===== Material for this task

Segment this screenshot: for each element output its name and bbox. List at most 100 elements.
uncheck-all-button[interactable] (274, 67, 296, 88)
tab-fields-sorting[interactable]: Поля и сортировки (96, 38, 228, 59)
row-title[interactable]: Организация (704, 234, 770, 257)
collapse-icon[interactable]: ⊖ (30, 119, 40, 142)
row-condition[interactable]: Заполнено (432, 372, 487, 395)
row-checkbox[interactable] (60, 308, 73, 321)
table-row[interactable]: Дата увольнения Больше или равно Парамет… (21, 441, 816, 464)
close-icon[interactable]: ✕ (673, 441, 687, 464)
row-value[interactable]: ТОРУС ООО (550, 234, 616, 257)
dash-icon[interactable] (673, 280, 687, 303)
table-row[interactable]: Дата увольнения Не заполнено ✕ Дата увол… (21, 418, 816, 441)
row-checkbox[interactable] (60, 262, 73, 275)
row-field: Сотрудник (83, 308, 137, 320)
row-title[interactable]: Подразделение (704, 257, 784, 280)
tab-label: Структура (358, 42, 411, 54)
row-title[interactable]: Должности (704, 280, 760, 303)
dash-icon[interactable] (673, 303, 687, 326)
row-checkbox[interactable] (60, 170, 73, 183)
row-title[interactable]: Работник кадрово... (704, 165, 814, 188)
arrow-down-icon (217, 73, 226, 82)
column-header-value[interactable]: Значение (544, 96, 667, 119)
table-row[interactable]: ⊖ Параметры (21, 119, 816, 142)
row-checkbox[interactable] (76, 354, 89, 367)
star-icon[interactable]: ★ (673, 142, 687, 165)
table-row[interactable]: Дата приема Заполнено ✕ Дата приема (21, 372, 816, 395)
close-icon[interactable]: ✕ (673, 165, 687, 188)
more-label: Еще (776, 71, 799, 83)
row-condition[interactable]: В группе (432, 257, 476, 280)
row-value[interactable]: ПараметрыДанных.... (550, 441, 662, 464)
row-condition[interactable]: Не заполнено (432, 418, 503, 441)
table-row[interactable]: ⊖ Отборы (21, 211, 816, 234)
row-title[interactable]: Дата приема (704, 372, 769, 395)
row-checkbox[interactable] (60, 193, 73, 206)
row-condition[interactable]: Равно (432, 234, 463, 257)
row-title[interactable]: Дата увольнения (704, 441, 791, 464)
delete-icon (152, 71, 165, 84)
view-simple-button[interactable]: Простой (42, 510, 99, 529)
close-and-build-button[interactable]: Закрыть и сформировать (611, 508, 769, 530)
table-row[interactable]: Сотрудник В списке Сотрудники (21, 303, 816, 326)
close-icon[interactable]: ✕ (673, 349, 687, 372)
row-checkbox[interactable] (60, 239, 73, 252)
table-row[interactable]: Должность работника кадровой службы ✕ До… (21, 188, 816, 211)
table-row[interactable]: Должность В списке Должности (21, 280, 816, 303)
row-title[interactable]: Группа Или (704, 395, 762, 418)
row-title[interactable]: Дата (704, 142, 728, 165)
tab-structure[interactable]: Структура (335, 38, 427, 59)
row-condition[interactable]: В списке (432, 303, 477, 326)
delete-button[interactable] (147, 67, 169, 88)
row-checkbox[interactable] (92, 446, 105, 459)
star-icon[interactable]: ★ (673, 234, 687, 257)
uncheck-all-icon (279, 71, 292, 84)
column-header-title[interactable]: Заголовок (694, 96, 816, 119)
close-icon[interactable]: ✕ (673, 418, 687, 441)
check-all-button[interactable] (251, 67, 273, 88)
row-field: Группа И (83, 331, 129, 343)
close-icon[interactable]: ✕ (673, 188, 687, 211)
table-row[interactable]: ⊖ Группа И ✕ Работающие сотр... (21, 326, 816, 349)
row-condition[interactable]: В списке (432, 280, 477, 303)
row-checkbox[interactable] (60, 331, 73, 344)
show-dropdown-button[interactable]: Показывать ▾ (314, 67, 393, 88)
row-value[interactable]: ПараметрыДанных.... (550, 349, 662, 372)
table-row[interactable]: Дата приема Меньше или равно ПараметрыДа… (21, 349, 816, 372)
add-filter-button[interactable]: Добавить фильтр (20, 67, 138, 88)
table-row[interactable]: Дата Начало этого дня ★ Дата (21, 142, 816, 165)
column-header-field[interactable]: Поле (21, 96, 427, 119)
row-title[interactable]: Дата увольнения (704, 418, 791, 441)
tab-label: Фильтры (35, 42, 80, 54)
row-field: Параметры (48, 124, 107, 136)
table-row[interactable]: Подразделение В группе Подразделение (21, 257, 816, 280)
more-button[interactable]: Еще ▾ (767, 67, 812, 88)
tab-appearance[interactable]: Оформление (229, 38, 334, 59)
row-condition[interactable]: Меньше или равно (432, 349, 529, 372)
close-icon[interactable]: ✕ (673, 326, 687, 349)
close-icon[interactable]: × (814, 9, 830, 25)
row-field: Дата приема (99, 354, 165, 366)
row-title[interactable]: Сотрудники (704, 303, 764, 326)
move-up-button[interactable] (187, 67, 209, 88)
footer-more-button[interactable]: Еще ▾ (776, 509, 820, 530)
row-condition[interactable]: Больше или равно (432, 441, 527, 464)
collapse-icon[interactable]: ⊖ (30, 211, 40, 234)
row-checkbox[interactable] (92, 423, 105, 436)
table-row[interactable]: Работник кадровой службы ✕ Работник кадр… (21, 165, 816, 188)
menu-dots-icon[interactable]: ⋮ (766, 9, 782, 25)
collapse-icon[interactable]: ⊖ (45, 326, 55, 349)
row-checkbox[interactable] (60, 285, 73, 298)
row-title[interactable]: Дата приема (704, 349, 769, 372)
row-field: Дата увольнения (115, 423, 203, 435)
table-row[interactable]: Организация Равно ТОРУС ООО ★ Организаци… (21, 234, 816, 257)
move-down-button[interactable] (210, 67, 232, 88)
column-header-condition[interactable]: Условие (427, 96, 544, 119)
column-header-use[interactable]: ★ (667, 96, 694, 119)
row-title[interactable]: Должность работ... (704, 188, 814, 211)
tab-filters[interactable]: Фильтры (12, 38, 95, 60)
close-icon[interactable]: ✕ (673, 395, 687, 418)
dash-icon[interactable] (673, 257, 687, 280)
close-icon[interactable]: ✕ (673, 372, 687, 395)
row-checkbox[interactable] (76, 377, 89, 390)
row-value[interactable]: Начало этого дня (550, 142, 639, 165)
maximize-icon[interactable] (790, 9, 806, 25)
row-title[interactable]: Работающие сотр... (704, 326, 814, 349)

==========

### [Work to do]
Please copy all the rows above again, replacing every "close-icon" with "remove-icon" and leaving everything else unchanged.

### [Written answer]
Segment this screenshot: for each element output its name and bbox. List at most 100 elements.
uncheck-all-button[interactable] (274, 67, 296, 88)
tab-fields-sorting[interactable]: Поля и сортировки (96, 38, 228, 59)
row-title[interactable]: Организация (704, 234, 770, 257)
collapse-icon[interactable]: ⊖ (30, 119, 40, 142)
row-condition[interactable]: Заполнено (432, 372, 487, 395)
row-checkbox[interactable] (60, 308, 73, 321)
table-row[interactable]: Дата увольнения Больше или равно Парамет… (21, 441, 816, 464)
remove-icon[interactable]: ✕ (673, 441, 687, 464)
row-value[interactable]: ТОРУС ООО (550, 234, 616, 257)
dash-icon[interactable] (673, 280, 687, 303)
table-row[interactable]: Дата увольнения Не заполнено ✕ Дата увол… (21, 418, 816, 441)
row-checkbox[interactable] (60, 262, 73, 275)
row-field: Сотрудник (83, 308, 137, 320)
row-title[interactable]: Подразделение (704, 257, 784, 280)
tab-label: Структура (358, 42, 411, 54)
row-title[interactable]: Должности (704, 280, 760, 303)
dash-icon[interactable] (673, 303, 687, 326)
row-checkbox[interactable] (60, 170, 73, 183)
row-title[interactable]: Работник кадрово... (704, 165, 814, 188)
arrow-down-icon (217, 73, 226, 82)
column-header-value[interactable]: Значение (544, 96, 667, 119)
table-row[interactable]: ⊖ Параметры (21, 119, 816, 142)
row-checkbox[interactable] (76, 354, 89, 367)
star-icon[interactable]: ★ (673, 142, 687, 165)
table-row[interactable]: Дата приема Заполнено ✕ Дата приема (21, 372, 816, 395)
remove-icon[interactable]: ✕ (673, 165, 687, 188)
more-label: Еще (776, 71, 799, 83)
row-condition[interactable]: В группе (432, 257, 476, 280)
row-value[interactable]: ПараметрыДанных.... (550, 441, 662, 464)
row-condition[interactable]: Не заполнено (432, 418, 503, 441)
table-row[interactable]: ⊖ Отборы (21, 211, 816, 234)
row-title[interactable]: Дата приема (704, 372, 769, 395)
row-checkbox[interactable] (60, 193, 73, 206)
row-condition[interactable]: Равно (432, 234, 463, 257)
row-title[interactable]: Дата увольнения (704, 441, 791, 464)
delete-icon (152, 71, 165, 84)
view-simple-button[interactable]: Простой (42, 510, 99, 529)
close-and-build-button[interactable]: Закрыть и сформировать (611, 508, 769, 530)
table-row[interactable]: Сотрудник В списке Сотрудники (21, 303, 816, 326)
remove-icon[interactable]: ✕ (673, 349, 687, 372)
row-checkbox[interactable] (60, 239, 73, 252)
table-row[interactable]: Должность работника кадровой службы ✕ До… (21, 188, 816, 211)
table-row[interactable]: Должность В списке Должности (21, 280, 816, 303)
row-title[interactable]: Группа Или (704, 395, 762, 418)
row-title[interactable]: Дата (704, 142, 728, 165)
tab-structure[interactable]: Структура (335, 38, 427, 59)
row-condition[interactable]: В списке (432, 303, 477, 326)
delete-button[interactable] (147, 67, 169, 88)
row-checkbox[interactable] (92, 446, 105, 459)
star-icon[interactable]: ★ (673, 234, 687, 257)
uncheck-all-icon (279, 71, 292, 84)
column-header-title[interactable]: Заголовок (694, 96, 816, 119)
remove-icon[interactable]: ✕ (673, 418, 687, 441)
check-all-button[interactable] (251, 67, 273, 88)
row-field: Группа И (83, 331, 129, 343)
remove-icon[interactable]: ✕ (673, 188, 687, 211)
table-row[interactable]: ⊖ Группа И ✕ Работающие сотр... (21, 326, 816, 349)
row-condition[interactable]: В списке (432, 280, 477, 303)
row-checkbox[interactable] (60, 331, 73, 344)
show-dropdown-button[interactable]: Показывать ▾ (314, 67, 393, 88)
row-value[interactable]: ПараметрыДанных.... (550, 349, 662, 372)
table-row[interactable]: Дата приема Меньше или равно ПараметрыДа… (21, 349, 816, 372)
add-filter-button[interactable]: Добавить фильтр (20, 67, 138, 88)
table-row[interactable]: Дата Начало этого дня ★ Дата (21, 142, 816, 165)
column-header-field[interactable]: Поле (21, 96, 427, 119)
row-title[interactable]: Дата увольнения (704, 418, 791, 441)
tab-label: Фильтры (35, 42, 80, 54)
row-field: Параметры (48, 124, 107, 136)
table-row[interactable]: Подразделение В группе Подразделение (21, 257, 816, 280)
more-button[interactable]: Еще ▾ (767, 67, 812, 88)
tab-appearance[interactable]: Оформление (229, 38, 334, 59)
row-condition[interactable]: Меньше или равно (432, 349, 529, 372)
remove-icon[interactable]: ✕ (673, 326, 687, 349)
remove-icon[interactable]: × (814, 9, 830, 25)
row-field: Дата приема (99, 354, 165, 366)
row-title[interactable]: Сотрудники (704, 303, 764, 326)
move-up-button[interactable] (187, 67, 209, 88)
footer-more-button[interactable]: Еще ▾ (776, 509, 820, 530)
row-condition[interactable]: Больше или равно (432, 441, 527, 464)
collapse-icon[interactable]: ⊖ (30, 211, 40, 234)
row-checkbox[interactable] (92, 423, 105, 436)
table-row[interactable]: Работник кадровой службы ✕ Работник кадр… (21, 165, 816, 188)
menu-dots-icon[interactable]: ⋮ (766, 9, 782, 25)
collapse-icon[interactable]: ⊖ (45, 326, 55, 349)
row-checkbox[interactable] (60, 285, 73, 298)
row-title[interactable]: Дата приема (704, 349, 769, 372)
row-field: Дата увольнения (115, 423, 203, 435)
table-row[interactable]: Организация Равно ТОРУС ООО ★ Организаци… (21, 234, 816, 257)
move-down-button[interactable] (210, 67, 232, 88)
column-header-condition[interactable]: Условие (427, 96, 544, 119)
column-header-use[interactable]: ★ (667, 96, 694, 119)
row-title[interactable]: Должность работ... (704, 188, 814, 211)
tab-filters[interactable]: Фильтры (12, 38, 95, 60)
remove-icon[interactable]: ✕ (673, 395, 687, 418)
dash-icon[interactable] (673, 257, 687, 280)
remove-icon[interactable]: ✕ (673, 372, 687, 395)
row-checkbox[interactable] (76, 377, 89, 390)
row-value[interactable]: Начало этого дня (550, 142, 639, 165)
maximize-icon[interactable] (790, 9, 806, 25)
row-title[interactable]: Работающие сотр... (704, 326, 814, 349)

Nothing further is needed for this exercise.